EXERCISE DATA:
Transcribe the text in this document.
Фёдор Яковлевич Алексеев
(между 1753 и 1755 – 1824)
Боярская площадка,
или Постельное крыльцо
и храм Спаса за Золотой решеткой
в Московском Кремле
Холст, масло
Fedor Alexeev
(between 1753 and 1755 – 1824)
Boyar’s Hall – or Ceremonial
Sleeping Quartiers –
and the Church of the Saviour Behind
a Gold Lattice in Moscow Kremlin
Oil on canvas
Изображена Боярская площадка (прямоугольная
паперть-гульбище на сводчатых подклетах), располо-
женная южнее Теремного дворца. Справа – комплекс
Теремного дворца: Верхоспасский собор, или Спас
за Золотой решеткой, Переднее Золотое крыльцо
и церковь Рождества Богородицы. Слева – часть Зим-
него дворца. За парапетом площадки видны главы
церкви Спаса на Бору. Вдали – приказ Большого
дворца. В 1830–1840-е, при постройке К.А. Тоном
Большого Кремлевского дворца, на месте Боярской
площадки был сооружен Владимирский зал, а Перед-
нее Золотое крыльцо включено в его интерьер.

TASK GOAL: Your task is to transcribe the material exactly.

COMPLETE OUTPUT:
Transcribe the text in this document.
Фёдор Яковлевич Алексеев
(между 1753 и 1755 – 1824)
Боярская площадка,
или Постельное крыльцо
и храм Спаса за Золотой решеткой
в Московском Кремле
Холст, масло
Fedor Alexeev
(between 1753 and 1755 – 1824)
Boyar’s Hall – or Ceremonial
Sleeping Quartiers –
and the Church of the Saviour Behind
a Gold Lattice in Moscow Kremlin
Oil on canvas
Изображена Боярская площадка (прямоугольная
паперть-гульбище на сводчатых подклетах), располо-
женная южнее Теремного дворца. Справа – комплекс
Теремного дворца: Верхоспасский собор, или Спас
за Золотой решеткой, Переднее Золотое крыльцо
и церковь Рождества Богородицы. Слева – часть Зим-
него дворца. За парапетом площадки видны главы
церкви Спаса на Бору. Вдали – приказ Большого
дворца. В 1830–1840-е, при постройке К.А. Тоном
Большого Кремлевского дворца, на месте Боярской
площадки был сооружен Владимирский зал, а Перед-
нее Золотое крыльцо включено в его интерьер.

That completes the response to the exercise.